Directions ->
Of all the lines in the records below, how many hold the word "display"? Give the number alone.

Figure contents as structured data
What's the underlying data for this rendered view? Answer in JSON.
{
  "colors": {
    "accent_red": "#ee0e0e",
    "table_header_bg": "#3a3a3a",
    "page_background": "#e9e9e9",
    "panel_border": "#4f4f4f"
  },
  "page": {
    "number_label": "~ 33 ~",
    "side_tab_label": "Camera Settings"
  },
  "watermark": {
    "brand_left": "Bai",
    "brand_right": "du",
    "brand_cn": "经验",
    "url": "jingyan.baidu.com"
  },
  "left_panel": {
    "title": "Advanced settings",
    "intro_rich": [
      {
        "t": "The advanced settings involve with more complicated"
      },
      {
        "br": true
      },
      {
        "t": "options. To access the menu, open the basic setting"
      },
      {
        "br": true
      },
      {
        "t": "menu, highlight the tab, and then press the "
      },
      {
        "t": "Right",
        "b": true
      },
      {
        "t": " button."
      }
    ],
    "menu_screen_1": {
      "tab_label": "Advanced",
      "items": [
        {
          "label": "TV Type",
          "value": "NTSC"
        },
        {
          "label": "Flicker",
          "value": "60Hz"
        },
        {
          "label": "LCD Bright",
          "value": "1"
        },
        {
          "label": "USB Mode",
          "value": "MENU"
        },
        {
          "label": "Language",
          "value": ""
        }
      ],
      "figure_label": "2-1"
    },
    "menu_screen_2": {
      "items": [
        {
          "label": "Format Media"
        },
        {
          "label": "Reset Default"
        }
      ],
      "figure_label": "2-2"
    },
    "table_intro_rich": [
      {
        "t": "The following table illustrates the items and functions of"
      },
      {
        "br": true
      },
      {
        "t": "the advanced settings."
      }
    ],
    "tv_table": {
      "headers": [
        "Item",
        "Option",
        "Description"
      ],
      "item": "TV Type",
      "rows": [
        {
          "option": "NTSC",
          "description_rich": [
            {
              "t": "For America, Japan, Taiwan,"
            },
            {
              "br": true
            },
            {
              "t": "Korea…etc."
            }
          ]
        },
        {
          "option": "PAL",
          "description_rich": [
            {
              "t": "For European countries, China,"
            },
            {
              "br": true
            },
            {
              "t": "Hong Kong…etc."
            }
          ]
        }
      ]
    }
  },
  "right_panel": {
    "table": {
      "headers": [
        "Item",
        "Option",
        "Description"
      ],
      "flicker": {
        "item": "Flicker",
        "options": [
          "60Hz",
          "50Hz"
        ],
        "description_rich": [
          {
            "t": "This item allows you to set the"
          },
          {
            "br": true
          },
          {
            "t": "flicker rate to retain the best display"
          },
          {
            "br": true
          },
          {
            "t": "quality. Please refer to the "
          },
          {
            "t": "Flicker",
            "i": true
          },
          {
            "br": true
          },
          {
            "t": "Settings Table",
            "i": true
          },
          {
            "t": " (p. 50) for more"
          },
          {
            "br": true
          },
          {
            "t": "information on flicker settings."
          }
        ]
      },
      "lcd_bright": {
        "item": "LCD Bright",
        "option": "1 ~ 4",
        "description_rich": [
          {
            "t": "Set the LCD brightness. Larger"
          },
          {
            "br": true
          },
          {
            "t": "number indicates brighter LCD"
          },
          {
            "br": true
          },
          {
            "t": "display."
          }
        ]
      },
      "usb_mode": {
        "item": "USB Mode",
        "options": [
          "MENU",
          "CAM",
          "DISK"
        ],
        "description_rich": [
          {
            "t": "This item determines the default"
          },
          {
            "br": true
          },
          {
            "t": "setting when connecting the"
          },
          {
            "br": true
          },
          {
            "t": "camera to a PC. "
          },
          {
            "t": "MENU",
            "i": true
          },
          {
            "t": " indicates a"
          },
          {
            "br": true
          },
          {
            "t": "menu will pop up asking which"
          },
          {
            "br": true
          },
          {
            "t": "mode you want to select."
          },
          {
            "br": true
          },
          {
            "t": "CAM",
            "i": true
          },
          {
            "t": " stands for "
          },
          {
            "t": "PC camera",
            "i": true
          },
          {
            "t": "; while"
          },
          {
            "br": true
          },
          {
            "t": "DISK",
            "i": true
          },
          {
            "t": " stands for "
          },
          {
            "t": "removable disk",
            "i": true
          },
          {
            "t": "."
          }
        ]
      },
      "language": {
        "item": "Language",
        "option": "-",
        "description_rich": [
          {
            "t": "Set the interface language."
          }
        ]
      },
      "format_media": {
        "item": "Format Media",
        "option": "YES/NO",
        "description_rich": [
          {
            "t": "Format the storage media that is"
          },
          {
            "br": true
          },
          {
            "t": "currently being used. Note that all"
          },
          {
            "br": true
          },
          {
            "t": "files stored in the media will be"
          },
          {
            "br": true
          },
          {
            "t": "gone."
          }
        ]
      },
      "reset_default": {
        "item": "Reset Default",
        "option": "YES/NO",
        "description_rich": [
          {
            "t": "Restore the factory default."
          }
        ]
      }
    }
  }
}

Solution below ->
2